### Data section
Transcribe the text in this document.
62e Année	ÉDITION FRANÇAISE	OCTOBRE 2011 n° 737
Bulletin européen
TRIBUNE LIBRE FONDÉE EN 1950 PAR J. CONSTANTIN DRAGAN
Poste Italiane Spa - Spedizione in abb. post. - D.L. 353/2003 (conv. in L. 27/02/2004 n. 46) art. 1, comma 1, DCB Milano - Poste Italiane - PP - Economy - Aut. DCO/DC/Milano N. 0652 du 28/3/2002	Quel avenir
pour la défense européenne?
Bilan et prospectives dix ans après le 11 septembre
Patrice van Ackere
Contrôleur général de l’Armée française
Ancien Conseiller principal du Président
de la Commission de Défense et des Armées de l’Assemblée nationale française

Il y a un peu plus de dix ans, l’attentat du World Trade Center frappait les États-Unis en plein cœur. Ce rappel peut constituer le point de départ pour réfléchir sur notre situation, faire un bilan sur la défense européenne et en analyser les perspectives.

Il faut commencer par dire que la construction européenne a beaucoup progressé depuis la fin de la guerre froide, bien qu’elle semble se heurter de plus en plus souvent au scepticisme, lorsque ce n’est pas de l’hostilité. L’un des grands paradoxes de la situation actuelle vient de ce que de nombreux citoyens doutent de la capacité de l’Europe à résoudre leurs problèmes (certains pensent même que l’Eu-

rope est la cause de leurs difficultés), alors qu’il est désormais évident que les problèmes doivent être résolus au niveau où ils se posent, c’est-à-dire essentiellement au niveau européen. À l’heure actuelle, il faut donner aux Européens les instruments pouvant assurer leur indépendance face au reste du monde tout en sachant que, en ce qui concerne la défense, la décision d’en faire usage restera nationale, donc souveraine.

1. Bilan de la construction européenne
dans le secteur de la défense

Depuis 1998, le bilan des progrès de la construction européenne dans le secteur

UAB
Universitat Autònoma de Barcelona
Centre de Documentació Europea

### What you will do
Reproduce the whole listing word for word.

### Reply
Transcribe the text in this document.
62e Année	ÉDITION FRANÇAISE	OCTOBRE 2011 n° 737
Bulletin européen
TRIBUNE LIBRE FONDÉE EN 1950 PAR J. CONSTANTIN DRAGAN
Poste Italiane Spa - Spedizione in abb. post. - D.L. 353/2003 (conv. in L. 27/02/2004 n. 46) art. 1, comma 1, DCB Milano - Poste Italiane - PP - Economy - Aut. DCO/DC/Milano N. 0652 du 28/3/2002	Quel avenir
pour la défense européenne?
Bilan et prospectives dix ans après le 11 septembre
Patrice van Ackere
Contrôleur général de l’Armée française
Ancien Conseiller principal du Président
de la Commission de Défense et des Armées de l’Assemblée nationale française

Il y a un peu plus de dix ans, l’attentat du World Trade Center frappait les États-Unis en plein cœur. Ce rappel peut constituer le point de départ pour réfléchir sur notre situation, faire un bilan sur la défense européenne et en analyser les perspectives.

Il faut commencer par dire que la construction européenne a beaucoup progressé depuis la fin de la guerre froide, bien qu’elle semble se heurter de plus en plus souvent au scepticisme, lorsque ce n’est pas de l’hostilité. L’un des grands paradoxes de la situation actuelle vient de ce que de nombreux citoyens doutent de la capacité de l’Europe à résoudre leurs problèmes (certains pensent même que l’Eu-

rope est la cause de leurs difficultés), alors qu’il est désormais évident que les problèmes doivent être résolus au niveau où ils se posent, c’est-à-dire essentiellement au niveau européen. À l’heure actuelle, il faut donner aux Européens les instruments pouvant assurer leur indépendance face au reste du monde tout en sachant que, en ce qui concerne la défense, la décision d’en faire usage restera nationale, donc souveraine.

1. Bilan de la construction européenne
dans le secteur de la défense

Depuis 1998, le bilan des progrès de la construction européenne dans le secteur

UAB
Universitat Autònoma de Barcelona
Centre de Documentació Europea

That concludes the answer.